**Material shown**

········

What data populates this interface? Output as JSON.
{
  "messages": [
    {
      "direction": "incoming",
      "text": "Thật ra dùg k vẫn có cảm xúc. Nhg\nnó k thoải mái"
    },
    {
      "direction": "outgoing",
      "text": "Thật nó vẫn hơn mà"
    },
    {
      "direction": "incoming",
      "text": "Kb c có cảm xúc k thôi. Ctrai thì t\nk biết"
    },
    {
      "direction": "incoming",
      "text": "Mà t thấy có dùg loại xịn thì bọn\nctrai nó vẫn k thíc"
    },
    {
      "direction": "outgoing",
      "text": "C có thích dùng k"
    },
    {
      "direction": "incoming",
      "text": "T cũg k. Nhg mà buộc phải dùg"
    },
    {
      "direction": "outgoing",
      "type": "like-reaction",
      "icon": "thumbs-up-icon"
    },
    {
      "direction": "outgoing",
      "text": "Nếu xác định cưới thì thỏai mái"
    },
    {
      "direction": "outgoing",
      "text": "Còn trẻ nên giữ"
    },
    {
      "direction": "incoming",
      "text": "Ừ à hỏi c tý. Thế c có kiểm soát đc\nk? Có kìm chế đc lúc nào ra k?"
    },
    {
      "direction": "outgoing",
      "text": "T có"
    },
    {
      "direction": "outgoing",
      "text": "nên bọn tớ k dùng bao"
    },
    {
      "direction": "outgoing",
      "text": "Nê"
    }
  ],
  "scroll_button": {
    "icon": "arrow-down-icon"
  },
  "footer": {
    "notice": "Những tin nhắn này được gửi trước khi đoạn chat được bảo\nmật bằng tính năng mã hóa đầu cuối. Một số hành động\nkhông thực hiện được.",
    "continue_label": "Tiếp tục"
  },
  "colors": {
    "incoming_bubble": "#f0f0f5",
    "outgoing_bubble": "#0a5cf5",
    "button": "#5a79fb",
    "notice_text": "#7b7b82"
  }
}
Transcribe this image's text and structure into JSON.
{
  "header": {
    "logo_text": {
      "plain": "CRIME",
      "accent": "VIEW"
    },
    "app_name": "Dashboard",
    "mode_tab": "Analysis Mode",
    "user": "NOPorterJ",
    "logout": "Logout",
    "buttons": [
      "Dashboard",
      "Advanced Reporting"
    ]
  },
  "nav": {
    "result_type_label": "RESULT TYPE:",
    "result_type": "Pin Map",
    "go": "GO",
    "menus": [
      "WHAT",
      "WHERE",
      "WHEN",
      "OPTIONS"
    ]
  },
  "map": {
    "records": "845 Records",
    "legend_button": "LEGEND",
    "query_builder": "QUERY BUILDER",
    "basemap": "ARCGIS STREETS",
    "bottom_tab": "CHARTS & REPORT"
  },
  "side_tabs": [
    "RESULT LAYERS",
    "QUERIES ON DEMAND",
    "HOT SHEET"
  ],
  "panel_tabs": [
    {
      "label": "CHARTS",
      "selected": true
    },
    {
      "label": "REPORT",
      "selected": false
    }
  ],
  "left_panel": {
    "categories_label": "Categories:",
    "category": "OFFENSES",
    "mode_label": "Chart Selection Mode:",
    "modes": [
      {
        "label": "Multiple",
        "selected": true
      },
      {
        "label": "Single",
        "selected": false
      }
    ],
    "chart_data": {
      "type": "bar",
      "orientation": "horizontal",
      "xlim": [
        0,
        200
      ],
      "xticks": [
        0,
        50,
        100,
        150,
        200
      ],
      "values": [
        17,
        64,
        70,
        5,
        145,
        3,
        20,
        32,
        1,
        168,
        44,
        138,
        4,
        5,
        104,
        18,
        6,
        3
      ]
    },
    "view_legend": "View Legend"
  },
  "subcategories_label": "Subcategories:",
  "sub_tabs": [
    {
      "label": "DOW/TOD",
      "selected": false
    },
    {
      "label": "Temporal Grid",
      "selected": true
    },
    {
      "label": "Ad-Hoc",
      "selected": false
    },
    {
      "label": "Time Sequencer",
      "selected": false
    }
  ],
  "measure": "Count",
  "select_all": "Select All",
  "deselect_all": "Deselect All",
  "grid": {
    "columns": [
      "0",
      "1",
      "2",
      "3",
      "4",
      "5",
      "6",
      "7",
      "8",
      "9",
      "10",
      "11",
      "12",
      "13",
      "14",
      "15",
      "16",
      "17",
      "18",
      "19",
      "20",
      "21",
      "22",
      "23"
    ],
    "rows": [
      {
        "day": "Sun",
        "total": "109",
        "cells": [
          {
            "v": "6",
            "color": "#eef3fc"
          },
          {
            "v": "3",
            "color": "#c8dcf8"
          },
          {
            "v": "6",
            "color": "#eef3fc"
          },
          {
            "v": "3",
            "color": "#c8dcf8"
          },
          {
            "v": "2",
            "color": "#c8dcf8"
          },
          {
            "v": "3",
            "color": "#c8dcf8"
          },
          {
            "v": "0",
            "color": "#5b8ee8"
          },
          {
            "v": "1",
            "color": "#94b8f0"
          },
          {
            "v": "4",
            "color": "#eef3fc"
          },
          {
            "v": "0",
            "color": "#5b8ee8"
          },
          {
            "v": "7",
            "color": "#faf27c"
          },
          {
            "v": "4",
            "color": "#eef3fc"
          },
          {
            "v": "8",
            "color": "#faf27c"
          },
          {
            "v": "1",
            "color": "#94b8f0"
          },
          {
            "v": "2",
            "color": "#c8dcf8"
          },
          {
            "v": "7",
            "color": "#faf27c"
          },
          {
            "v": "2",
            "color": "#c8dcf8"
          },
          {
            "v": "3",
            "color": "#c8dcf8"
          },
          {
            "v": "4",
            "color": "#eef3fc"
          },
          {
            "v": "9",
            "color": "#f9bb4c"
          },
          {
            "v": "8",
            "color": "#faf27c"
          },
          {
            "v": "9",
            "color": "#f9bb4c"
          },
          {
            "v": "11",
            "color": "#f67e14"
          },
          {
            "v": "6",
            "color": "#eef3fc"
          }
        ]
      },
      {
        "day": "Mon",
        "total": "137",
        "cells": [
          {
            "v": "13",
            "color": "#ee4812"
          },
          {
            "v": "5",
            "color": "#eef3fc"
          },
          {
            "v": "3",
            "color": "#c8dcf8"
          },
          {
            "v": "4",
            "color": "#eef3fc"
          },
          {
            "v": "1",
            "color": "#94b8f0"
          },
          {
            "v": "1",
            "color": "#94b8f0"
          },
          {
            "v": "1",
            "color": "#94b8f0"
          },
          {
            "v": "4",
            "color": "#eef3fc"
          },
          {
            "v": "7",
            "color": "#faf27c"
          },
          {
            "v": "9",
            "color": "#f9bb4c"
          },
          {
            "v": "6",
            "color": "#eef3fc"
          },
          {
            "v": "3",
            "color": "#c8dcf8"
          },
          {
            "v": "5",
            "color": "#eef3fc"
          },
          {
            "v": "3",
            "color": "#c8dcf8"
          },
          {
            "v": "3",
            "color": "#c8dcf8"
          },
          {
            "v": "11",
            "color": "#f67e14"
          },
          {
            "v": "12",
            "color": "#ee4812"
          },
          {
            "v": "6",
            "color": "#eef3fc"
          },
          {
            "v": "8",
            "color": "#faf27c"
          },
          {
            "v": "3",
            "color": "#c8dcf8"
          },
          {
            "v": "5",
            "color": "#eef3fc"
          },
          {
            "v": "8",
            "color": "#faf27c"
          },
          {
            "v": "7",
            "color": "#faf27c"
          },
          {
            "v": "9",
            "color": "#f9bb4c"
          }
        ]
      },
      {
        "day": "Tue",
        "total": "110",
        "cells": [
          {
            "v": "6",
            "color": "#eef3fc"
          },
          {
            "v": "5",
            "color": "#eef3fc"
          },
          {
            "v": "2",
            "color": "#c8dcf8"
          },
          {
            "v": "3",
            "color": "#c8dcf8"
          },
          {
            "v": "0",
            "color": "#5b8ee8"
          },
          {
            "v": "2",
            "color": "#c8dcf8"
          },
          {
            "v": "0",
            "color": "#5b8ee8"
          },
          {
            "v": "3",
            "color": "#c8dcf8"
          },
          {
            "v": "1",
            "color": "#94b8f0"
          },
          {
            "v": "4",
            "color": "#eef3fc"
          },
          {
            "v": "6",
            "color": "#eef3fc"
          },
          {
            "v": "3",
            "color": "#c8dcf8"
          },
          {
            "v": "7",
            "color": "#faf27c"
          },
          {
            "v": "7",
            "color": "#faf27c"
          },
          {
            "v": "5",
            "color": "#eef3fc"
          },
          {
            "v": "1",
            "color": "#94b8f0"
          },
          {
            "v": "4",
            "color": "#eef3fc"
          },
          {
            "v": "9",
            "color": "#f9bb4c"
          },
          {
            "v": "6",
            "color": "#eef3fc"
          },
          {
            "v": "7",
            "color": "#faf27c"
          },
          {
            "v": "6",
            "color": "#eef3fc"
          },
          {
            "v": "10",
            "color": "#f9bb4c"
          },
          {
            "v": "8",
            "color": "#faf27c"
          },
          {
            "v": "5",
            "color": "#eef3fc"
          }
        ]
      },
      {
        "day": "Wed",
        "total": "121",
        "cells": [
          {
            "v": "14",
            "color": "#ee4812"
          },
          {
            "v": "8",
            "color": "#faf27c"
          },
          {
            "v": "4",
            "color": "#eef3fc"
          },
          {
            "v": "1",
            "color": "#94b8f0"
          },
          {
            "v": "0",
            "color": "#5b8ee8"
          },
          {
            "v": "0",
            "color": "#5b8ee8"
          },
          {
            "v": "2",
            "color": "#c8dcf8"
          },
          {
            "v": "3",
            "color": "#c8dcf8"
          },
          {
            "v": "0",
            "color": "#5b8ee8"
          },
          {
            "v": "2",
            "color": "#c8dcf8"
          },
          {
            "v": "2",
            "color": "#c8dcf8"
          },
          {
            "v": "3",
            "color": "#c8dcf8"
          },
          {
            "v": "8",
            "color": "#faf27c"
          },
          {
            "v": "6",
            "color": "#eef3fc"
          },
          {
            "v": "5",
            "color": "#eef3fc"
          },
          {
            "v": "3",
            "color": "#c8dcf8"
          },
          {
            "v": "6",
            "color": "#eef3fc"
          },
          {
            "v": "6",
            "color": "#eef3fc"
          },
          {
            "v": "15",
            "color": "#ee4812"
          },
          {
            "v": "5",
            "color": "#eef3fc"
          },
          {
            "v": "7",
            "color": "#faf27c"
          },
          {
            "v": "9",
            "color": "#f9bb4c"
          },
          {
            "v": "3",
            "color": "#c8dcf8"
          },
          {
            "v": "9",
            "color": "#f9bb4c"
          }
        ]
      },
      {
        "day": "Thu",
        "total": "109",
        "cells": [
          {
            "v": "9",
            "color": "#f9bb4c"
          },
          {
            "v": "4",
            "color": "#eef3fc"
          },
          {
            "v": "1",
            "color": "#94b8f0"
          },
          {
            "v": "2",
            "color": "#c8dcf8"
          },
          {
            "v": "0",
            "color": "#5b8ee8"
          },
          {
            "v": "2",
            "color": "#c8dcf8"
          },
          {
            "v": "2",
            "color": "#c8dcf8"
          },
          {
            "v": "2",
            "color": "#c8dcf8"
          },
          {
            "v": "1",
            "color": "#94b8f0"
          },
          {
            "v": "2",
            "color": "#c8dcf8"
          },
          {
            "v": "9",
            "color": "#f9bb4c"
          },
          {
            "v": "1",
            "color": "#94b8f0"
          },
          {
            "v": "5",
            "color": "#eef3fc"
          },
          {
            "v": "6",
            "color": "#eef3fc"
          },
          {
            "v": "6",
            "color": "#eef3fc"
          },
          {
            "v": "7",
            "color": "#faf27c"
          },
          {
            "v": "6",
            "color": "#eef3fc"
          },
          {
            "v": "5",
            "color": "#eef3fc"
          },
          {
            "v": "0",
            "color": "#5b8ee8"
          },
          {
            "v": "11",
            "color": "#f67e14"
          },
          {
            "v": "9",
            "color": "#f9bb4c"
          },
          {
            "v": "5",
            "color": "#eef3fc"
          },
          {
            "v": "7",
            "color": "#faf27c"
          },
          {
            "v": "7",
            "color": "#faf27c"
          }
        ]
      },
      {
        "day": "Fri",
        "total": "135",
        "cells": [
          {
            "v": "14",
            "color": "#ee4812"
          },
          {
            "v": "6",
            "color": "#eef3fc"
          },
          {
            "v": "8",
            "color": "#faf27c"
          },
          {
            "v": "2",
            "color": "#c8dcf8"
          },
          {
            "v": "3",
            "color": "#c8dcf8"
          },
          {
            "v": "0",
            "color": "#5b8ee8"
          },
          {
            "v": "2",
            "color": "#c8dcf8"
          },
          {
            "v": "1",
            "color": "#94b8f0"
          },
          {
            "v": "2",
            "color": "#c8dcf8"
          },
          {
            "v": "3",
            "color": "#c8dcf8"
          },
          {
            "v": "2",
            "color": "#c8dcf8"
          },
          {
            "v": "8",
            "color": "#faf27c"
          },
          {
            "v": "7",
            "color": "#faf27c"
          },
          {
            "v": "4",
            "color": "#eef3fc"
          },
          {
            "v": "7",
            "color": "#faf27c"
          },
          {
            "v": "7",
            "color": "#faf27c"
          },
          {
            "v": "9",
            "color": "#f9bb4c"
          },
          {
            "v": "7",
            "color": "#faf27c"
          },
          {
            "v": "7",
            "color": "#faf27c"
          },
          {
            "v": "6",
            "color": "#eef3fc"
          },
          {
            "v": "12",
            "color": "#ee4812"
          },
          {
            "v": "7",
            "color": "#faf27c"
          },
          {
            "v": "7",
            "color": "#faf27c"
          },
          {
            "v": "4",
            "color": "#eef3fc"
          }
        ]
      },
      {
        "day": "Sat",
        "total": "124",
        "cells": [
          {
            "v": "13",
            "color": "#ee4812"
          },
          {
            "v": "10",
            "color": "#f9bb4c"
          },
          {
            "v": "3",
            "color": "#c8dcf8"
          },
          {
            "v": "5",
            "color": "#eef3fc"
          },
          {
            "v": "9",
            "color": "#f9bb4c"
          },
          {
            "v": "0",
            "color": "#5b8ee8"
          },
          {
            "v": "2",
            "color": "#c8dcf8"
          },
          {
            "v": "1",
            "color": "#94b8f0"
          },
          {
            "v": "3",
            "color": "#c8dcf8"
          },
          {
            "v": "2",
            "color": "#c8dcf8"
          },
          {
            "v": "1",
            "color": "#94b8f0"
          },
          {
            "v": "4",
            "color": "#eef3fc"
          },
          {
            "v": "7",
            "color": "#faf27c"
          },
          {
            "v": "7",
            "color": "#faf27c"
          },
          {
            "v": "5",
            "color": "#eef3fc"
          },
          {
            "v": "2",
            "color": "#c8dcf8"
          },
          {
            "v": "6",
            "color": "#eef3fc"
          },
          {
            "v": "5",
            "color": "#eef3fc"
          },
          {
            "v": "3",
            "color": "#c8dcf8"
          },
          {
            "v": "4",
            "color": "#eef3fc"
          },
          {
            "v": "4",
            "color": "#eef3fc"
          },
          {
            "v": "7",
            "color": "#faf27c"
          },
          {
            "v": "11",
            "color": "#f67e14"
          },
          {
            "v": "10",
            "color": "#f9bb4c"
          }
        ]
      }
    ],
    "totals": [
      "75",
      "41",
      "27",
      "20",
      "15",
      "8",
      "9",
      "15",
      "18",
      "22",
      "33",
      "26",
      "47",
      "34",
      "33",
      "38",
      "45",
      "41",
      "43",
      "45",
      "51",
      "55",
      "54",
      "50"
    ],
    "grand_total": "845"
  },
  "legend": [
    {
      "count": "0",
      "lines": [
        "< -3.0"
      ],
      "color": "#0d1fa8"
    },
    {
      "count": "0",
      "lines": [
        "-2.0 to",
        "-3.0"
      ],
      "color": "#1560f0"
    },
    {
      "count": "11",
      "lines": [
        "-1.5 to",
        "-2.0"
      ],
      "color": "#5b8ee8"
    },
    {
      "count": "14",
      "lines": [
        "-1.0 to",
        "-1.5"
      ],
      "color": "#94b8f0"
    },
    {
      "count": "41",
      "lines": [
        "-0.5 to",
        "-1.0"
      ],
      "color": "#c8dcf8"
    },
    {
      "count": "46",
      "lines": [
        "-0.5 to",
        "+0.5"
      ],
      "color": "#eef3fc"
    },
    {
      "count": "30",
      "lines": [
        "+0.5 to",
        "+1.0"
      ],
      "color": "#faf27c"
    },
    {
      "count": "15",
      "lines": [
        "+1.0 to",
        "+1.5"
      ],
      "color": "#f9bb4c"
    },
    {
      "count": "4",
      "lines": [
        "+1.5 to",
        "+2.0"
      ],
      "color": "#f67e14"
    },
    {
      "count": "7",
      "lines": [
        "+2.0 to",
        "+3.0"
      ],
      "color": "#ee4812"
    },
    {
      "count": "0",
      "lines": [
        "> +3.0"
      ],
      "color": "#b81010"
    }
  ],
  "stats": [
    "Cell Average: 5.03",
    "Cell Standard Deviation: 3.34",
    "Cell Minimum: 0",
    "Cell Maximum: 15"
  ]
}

········

**Exercise prompt**
Copy each line holding the word "JSON" from the listing above.

**Task result**
What data populates this interface? Output as JSON.
Transcribe this image's text and structure into JSON.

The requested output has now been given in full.